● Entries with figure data
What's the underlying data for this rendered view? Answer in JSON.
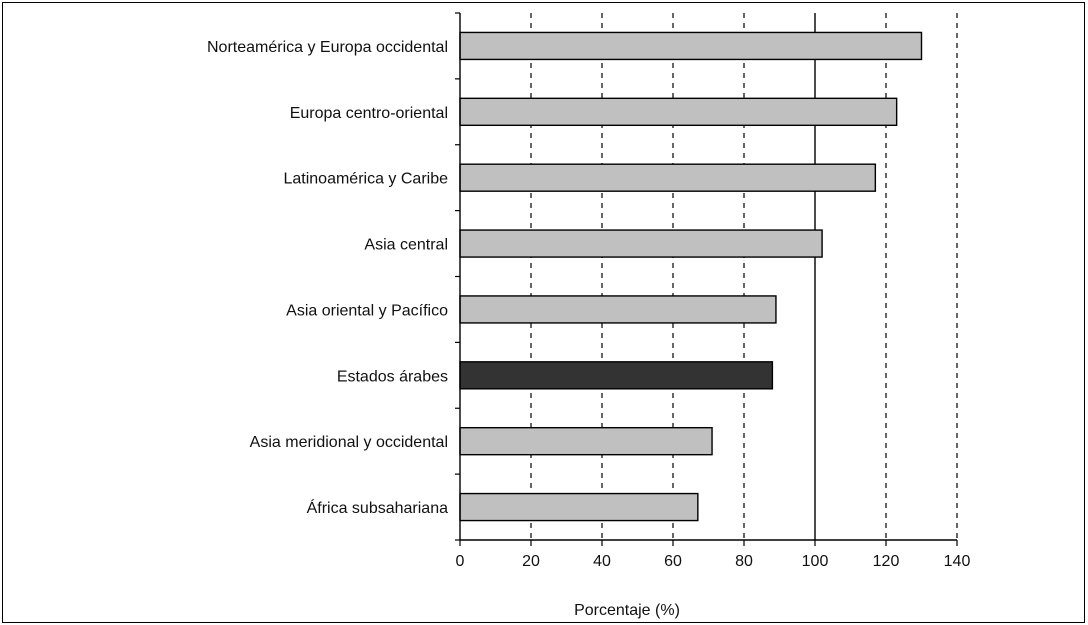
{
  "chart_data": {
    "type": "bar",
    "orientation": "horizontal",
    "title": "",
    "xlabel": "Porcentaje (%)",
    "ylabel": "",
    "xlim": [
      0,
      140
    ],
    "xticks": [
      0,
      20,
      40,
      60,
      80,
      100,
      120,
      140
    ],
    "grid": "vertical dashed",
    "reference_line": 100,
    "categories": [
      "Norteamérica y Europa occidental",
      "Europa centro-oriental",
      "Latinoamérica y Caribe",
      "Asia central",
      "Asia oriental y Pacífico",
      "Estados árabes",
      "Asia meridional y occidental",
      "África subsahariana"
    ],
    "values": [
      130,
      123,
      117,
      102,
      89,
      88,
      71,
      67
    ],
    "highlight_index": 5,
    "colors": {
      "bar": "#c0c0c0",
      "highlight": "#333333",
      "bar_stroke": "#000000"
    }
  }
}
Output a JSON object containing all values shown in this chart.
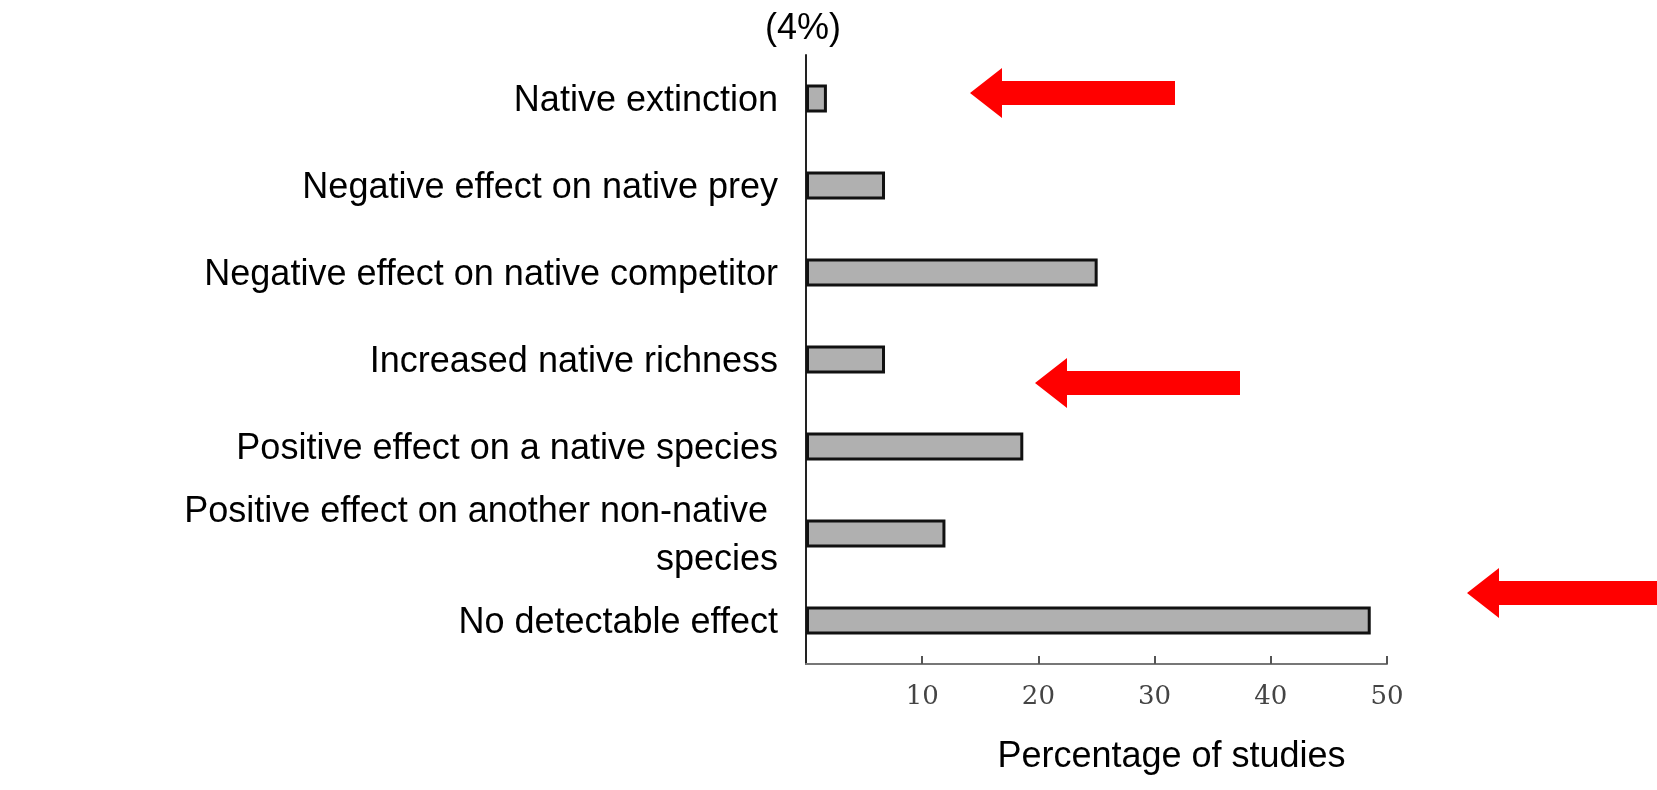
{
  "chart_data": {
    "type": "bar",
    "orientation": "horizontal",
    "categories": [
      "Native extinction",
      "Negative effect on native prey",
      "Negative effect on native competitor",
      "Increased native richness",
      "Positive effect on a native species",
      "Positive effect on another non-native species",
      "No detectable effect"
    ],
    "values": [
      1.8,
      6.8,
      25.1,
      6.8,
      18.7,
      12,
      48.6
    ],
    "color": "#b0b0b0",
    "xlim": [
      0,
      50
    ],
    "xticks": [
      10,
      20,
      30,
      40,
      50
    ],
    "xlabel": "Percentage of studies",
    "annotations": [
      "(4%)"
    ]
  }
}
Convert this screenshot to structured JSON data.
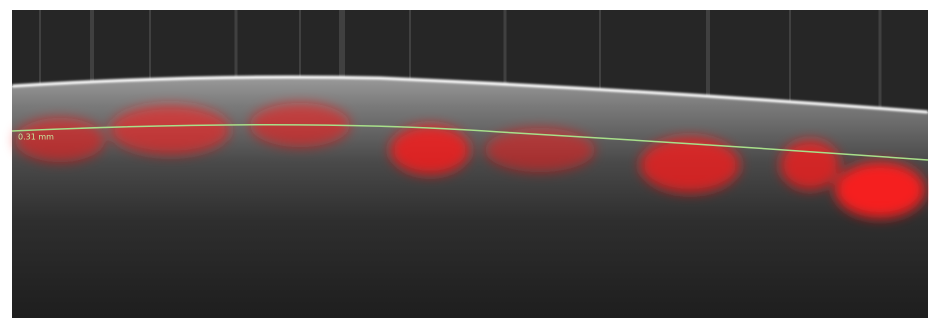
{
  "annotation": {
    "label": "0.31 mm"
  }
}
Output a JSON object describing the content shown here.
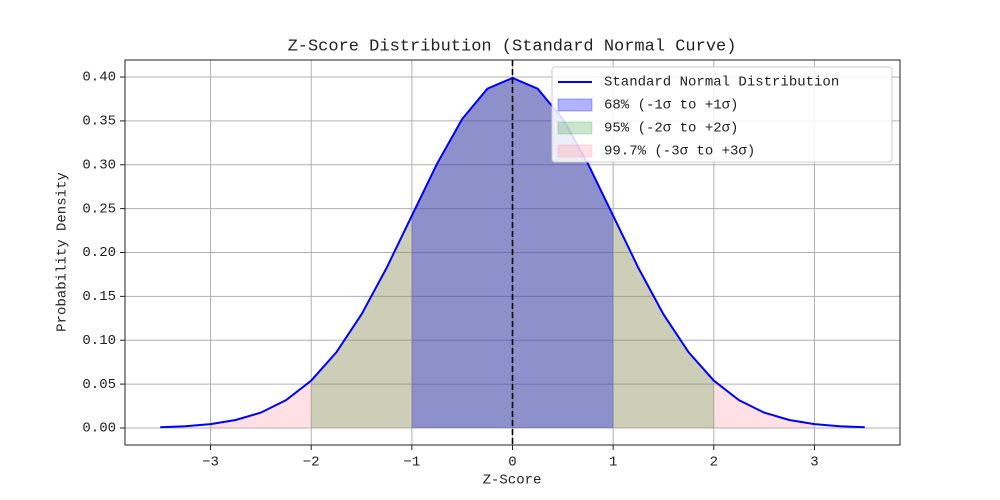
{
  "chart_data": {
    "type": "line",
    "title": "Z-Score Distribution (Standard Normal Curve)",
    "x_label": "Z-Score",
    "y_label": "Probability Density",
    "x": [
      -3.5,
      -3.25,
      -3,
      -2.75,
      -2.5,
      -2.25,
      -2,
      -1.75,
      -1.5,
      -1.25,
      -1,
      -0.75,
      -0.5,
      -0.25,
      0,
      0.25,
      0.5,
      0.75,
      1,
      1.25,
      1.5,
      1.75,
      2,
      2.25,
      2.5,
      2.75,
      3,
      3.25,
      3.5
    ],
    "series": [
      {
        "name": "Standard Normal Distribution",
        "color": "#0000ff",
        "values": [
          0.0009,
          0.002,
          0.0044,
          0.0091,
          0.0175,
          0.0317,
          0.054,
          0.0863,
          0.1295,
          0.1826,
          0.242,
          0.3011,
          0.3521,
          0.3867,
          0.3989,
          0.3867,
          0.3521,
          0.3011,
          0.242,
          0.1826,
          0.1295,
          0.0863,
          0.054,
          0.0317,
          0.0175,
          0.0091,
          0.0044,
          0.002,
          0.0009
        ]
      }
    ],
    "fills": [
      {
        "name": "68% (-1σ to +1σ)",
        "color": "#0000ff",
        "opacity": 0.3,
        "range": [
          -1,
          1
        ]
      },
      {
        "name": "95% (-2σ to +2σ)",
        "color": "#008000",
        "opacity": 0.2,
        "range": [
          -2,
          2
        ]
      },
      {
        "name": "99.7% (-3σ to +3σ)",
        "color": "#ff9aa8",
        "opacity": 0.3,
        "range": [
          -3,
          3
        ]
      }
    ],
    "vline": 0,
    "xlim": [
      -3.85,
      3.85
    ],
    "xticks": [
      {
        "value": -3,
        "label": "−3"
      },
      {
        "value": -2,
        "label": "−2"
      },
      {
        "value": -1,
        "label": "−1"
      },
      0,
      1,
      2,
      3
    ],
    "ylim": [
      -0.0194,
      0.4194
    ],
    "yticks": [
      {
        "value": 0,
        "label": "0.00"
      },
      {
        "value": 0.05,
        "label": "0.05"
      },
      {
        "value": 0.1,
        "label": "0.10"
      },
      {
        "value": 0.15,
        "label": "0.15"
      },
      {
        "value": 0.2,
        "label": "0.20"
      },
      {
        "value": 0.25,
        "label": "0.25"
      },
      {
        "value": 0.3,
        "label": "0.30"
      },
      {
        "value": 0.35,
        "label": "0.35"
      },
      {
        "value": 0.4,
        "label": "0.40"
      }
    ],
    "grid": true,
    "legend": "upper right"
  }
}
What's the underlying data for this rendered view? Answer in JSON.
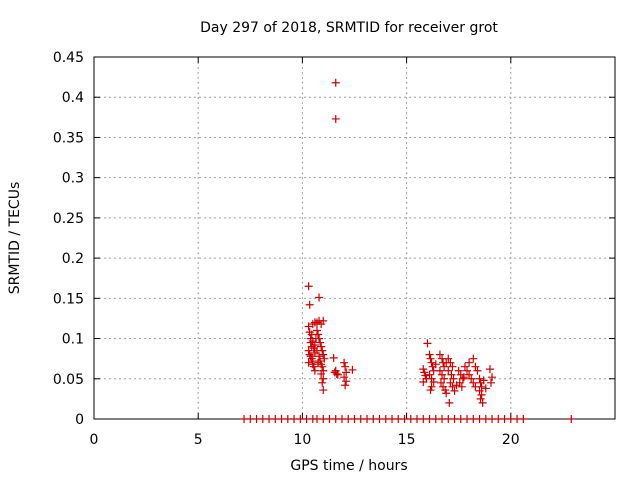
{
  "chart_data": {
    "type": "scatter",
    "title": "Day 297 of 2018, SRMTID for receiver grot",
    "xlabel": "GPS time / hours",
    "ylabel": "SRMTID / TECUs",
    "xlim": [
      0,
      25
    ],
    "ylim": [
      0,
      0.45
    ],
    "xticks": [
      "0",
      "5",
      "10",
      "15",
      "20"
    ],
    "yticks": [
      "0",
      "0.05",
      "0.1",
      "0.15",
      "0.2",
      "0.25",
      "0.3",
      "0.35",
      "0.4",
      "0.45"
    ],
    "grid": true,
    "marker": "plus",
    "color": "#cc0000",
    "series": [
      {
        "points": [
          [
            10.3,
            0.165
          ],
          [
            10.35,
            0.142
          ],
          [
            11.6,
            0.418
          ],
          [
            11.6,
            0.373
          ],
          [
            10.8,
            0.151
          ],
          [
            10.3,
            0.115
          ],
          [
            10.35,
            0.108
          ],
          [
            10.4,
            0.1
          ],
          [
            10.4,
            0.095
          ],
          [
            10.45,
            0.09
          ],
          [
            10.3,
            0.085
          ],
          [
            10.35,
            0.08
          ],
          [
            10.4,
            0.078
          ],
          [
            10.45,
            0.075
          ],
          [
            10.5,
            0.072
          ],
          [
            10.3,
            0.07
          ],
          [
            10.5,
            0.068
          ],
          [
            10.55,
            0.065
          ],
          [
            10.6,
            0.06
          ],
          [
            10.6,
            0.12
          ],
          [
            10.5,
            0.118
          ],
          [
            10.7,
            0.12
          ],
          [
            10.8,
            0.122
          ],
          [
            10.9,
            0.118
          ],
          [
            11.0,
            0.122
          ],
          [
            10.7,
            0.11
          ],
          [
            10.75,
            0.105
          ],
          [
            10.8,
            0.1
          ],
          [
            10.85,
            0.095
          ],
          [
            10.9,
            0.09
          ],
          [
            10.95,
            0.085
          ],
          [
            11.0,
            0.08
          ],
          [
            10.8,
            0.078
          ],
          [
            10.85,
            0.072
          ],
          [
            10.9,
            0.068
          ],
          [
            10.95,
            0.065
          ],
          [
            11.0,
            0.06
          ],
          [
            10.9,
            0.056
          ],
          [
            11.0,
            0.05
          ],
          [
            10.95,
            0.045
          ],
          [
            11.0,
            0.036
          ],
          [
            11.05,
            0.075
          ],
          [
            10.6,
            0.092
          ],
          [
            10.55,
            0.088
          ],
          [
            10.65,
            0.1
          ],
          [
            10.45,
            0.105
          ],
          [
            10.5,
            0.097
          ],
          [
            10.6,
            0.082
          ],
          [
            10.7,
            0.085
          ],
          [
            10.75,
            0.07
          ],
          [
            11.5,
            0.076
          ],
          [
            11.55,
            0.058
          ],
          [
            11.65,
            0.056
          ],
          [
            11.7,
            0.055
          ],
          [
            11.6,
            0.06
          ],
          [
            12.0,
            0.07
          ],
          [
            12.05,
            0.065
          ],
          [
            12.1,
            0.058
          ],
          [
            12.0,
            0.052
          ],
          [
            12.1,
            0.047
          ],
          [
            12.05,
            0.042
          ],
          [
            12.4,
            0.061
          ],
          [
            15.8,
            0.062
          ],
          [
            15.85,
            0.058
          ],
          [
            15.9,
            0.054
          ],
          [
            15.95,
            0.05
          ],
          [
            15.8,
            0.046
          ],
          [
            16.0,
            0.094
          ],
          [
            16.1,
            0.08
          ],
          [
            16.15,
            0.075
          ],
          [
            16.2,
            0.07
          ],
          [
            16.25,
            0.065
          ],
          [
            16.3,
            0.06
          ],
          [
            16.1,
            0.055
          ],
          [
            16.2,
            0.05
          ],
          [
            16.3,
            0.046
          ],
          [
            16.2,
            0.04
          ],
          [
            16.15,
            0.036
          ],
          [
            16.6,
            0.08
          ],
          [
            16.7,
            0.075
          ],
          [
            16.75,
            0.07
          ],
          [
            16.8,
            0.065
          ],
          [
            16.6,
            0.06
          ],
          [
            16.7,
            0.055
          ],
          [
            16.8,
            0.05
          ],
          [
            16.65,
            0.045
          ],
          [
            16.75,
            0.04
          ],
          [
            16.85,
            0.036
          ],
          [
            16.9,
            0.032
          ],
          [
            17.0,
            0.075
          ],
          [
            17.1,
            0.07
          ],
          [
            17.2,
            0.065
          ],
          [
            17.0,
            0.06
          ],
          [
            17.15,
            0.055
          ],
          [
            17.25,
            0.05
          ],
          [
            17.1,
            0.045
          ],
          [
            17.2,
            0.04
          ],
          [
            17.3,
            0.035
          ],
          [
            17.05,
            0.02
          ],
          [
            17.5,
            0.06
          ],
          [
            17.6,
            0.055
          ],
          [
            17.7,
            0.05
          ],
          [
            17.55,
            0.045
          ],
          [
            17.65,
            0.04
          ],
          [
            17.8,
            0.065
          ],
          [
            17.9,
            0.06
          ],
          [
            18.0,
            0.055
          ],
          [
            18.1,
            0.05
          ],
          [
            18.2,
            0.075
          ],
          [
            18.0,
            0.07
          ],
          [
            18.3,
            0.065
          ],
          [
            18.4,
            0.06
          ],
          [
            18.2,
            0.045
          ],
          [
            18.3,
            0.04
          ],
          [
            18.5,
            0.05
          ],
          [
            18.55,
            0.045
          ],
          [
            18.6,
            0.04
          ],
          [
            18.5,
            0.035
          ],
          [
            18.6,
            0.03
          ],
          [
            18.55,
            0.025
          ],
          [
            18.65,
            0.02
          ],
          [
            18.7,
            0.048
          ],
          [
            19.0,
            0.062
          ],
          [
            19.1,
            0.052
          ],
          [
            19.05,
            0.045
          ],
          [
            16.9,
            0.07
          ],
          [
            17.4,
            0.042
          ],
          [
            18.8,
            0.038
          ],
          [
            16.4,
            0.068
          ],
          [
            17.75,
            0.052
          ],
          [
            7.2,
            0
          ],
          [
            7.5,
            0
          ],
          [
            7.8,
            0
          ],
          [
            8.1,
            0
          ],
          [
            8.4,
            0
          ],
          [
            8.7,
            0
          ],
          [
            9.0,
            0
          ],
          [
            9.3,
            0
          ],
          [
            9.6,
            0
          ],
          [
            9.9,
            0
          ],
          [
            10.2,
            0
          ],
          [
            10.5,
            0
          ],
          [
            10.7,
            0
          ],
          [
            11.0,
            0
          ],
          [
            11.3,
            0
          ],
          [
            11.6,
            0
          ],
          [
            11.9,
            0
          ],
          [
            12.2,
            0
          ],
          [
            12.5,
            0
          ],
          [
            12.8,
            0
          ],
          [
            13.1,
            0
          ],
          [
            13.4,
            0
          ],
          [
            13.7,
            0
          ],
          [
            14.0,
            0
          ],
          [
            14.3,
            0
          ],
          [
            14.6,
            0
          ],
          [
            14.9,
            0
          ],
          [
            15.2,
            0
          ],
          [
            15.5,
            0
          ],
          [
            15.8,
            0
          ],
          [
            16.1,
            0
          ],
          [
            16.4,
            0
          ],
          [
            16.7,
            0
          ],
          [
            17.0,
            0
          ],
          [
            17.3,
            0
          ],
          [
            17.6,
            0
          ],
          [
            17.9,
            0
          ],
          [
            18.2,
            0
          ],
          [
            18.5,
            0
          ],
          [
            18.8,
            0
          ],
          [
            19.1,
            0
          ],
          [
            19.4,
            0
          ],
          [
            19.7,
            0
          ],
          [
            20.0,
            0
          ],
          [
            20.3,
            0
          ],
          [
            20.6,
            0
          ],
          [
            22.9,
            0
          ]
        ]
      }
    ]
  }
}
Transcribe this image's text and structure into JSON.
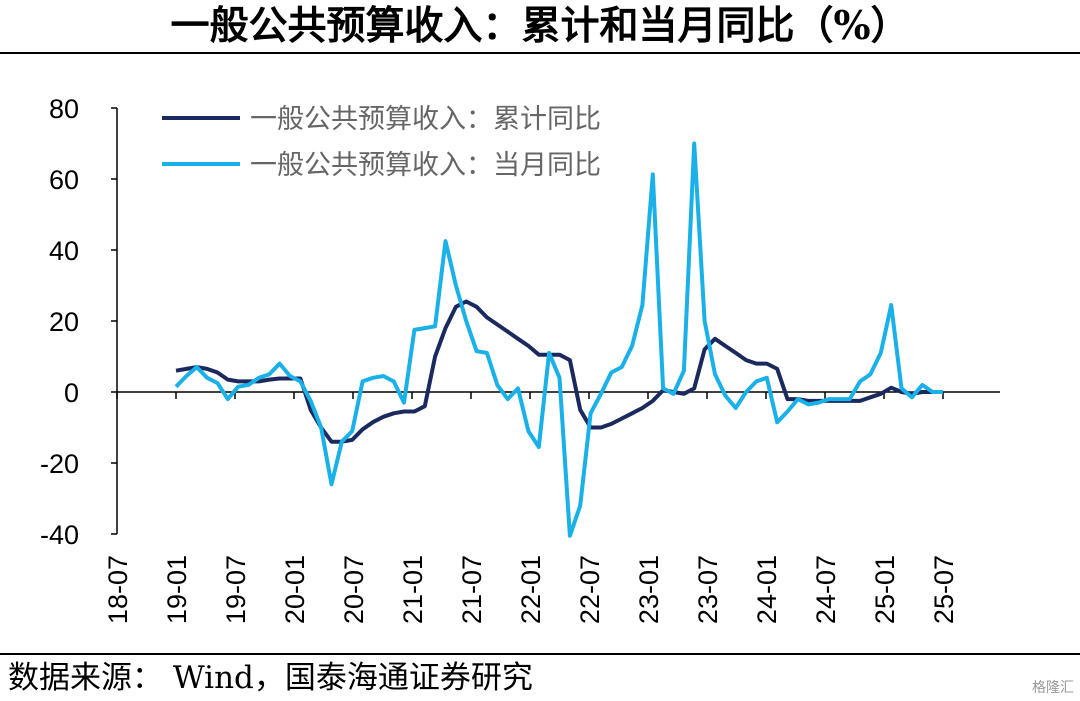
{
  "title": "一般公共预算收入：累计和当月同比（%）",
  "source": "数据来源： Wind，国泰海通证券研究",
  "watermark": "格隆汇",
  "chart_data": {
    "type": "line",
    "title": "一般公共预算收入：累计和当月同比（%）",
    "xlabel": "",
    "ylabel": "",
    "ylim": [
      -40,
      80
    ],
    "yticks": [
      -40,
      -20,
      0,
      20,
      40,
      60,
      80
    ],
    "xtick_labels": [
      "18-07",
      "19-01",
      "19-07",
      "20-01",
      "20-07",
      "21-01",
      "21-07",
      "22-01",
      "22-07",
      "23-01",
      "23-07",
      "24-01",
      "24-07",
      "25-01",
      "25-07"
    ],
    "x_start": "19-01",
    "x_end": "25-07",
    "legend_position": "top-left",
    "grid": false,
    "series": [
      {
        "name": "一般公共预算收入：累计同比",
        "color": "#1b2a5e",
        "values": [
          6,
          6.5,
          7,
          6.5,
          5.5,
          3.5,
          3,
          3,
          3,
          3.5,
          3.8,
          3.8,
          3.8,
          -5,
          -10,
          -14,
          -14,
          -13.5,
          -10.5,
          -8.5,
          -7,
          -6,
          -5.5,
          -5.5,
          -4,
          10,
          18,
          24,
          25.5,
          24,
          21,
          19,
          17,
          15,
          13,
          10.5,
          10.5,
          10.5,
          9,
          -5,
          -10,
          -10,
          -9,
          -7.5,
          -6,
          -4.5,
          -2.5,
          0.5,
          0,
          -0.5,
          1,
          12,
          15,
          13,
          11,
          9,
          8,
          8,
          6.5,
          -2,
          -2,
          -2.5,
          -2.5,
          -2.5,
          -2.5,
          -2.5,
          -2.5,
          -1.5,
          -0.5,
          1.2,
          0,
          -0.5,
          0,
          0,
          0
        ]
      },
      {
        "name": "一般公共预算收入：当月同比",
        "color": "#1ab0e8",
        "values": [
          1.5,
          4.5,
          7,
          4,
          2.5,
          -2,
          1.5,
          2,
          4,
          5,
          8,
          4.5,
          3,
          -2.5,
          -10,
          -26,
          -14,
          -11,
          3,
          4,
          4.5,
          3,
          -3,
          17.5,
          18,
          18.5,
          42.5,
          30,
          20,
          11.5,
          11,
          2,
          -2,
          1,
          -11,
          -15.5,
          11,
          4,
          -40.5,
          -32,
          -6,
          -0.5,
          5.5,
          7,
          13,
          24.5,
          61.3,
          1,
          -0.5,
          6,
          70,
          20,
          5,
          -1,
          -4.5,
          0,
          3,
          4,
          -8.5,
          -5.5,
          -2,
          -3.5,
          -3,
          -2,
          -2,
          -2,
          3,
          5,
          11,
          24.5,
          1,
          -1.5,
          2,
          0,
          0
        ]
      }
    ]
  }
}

● STATED GOAL
Take every line from the records above that has the word "Normal" and copy it.

● THE RESPONSE
    "title": "Z-Score Distribution (Standard Normal Curve)",
        "name": "Standard Normal Distribution",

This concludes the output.